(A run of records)
____________
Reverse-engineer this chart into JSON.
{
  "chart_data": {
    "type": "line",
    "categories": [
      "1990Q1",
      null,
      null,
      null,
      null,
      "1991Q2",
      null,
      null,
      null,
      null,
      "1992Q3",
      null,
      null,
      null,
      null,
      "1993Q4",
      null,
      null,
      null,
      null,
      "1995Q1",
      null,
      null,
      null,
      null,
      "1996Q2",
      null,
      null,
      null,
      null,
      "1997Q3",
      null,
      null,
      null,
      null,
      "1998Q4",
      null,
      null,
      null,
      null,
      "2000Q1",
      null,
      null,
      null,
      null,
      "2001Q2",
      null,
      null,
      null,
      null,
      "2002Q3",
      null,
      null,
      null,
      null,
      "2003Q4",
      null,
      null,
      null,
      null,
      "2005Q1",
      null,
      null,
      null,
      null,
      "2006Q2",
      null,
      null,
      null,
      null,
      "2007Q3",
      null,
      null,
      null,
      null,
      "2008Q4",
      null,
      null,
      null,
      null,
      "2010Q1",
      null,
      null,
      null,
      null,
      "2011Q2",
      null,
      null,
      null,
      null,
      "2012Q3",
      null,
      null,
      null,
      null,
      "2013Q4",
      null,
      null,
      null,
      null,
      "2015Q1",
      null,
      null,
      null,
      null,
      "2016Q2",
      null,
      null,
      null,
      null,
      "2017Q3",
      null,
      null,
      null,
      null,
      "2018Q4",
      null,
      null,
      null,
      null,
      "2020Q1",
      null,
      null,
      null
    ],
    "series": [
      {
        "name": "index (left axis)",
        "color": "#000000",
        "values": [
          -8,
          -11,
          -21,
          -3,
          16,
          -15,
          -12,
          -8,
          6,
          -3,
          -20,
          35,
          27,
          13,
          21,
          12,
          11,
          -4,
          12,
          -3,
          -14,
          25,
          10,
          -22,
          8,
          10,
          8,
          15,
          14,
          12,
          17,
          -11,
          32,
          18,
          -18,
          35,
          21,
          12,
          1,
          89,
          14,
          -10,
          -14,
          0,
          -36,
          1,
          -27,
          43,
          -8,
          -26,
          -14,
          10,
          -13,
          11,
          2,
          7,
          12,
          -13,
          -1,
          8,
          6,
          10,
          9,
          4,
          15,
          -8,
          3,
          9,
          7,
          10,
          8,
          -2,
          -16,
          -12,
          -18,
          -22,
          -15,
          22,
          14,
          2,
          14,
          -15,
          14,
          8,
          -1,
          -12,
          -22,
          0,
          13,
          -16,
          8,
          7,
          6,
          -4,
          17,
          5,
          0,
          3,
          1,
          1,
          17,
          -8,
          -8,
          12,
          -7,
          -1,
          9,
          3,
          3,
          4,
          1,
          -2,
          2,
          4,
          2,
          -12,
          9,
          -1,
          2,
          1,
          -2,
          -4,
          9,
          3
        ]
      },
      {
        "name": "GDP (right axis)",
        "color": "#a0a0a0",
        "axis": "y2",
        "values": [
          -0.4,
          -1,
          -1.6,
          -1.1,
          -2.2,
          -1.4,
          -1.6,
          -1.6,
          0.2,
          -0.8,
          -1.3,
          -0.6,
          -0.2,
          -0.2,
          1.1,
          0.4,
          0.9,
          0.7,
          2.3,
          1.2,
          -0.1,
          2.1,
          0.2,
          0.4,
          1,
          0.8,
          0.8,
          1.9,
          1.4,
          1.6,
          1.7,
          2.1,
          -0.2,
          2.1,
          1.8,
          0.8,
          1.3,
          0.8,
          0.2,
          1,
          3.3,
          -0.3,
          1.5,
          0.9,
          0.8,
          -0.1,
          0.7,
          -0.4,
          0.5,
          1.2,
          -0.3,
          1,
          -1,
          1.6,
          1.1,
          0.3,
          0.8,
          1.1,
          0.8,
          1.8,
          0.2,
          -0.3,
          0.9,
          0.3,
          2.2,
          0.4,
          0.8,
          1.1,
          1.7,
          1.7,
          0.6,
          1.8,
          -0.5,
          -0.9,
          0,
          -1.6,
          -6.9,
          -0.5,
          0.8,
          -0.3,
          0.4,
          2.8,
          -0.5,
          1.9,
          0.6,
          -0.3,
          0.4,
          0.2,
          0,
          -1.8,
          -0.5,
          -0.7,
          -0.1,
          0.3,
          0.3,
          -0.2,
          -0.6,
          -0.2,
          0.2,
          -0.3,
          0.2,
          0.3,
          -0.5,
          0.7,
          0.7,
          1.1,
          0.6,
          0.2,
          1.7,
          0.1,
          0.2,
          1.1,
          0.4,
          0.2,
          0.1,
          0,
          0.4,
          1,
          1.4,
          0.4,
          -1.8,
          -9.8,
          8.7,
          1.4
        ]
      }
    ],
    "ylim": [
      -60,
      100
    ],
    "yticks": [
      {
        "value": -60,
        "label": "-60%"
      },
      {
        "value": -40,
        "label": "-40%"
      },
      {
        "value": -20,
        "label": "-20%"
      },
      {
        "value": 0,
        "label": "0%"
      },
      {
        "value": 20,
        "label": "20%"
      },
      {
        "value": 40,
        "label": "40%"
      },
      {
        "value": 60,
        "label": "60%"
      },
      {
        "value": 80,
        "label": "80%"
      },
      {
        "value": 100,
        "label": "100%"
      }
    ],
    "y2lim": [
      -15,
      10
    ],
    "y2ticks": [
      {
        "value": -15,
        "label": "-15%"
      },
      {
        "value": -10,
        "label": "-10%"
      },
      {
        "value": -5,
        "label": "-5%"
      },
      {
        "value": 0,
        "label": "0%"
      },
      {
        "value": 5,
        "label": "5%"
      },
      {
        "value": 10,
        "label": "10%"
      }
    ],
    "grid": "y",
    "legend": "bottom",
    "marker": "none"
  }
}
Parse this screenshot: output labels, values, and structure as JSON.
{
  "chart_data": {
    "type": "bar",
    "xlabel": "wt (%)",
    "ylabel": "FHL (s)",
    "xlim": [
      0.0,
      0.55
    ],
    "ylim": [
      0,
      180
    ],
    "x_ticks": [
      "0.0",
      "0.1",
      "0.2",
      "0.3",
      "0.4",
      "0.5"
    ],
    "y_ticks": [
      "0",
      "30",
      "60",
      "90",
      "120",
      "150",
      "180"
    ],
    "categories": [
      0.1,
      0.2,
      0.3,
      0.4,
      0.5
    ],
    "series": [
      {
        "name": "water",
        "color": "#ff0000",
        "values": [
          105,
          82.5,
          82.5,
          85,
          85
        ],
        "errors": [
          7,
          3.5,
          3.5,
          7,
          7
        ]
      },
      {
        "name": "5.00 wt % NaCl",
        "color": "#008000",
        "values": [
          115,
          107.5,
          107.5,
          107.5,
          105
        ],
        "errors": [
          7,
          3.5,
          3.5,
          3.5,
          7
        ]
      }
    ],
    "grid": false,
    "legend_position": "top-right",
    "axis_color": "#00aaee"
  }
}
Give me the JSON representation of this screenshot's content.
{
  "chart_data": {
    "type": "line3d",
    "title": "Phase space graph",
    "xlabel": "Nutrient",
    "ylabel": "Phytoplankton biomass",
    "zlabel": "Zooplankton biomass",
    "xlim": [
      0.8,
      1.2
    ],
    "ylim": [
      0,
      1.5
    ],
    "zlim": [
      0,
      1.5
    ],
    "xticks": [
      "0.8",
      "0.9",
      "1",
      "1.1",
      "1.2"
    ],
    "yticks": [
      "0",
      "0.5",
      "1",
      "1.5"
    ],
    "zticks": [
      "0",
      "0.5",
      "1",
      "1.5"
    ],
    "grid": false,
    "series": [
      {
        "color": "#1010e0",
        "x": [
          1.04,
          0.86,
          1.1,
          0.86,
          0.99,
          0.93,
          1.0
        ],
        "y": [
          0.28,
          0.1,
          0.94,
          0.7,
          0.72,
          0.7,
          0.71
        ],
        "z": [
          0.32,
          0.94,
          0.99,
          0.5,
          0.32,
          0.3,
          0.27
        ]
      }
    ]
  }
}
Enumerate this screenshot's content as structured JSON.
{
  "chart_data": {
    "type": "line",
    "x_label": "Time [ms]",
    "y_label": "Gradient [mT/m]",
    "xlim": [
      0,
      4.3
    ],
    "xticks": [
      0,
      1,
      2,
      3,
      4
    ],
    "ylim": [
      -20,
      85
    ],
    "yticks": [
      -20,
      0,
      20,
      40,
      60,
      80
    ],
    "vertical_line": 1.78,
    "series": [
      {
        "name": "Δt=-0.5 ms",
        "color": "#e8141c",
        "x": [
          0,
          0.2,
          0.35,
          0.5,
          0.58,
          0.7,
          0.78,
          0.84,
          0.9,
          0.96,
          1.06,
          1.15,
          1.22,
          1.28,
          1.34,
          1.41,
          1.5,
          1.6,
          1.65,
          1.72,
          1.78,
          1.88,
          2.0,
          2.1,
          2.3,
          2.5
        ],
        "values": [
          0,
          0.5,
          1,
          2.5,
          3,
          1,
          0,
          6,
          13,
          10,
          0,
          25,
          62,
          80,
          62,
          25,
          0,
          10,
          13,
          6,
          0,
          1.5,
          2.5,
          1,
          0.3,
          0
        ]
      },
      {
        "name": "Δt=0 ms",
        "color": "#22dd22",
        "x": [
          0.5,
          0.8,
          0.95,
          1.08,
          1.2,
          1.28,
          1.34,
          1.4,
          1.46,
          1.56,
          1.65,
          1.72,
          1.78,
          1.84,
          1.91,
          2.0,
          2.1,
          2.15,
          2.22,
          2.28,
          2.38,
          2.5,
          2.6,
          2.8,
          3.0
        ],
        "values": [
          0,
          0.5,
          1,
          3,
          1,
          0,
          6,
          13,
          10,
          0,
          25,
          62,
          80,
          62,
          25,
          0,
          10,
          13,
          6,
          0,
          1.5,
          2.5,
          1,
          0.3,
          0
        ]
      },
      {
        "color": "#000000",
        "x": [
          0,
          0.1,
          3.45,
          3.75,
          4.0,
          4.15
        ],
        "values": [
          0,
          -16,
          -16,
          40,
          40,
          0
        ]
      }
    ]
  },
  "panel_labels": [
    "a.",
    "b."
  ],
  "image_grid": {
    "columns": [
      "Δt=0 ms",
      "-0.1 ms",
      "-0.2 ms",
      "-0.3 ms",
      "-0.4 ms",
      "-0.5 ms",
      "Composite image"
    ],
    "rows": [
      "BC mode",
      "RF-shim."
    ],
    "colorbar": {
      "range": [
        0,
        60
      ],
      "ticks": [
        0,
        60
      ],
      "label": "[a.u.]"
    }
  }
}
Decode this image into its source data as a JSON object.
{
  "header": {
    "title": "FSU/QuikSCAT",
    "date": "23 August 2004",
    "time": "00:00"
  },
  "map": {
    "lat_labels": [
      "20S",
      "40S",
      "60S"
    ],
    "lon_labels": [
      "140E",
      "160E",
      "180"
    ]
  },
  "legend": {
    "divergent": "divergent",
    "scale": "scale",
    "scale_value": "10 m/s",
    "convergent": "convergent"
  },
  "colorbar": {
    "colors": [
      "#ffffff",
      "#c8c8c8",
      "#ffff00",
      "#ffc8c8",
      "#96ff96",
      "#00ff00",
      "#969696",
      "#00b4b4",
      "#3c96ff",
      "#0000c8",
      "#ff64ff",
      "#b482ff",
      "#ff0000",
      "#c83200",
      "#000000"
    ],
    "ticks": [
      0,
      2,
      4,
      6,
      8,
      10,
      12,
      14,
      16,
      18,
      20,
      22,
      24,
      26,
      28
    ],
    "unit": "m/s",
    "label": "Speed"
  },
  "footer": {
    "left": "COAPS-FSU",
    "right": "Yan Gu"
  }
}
____________
*EXERCISE DIRECTIONS*: Find the lines that include the string "biomass", then copy each of them.

*SOLUTION TO THIS PROBLEM*:
    "ylabel": "Phytoplankton biomass",
    "zlabel": "Zooplankton biomass",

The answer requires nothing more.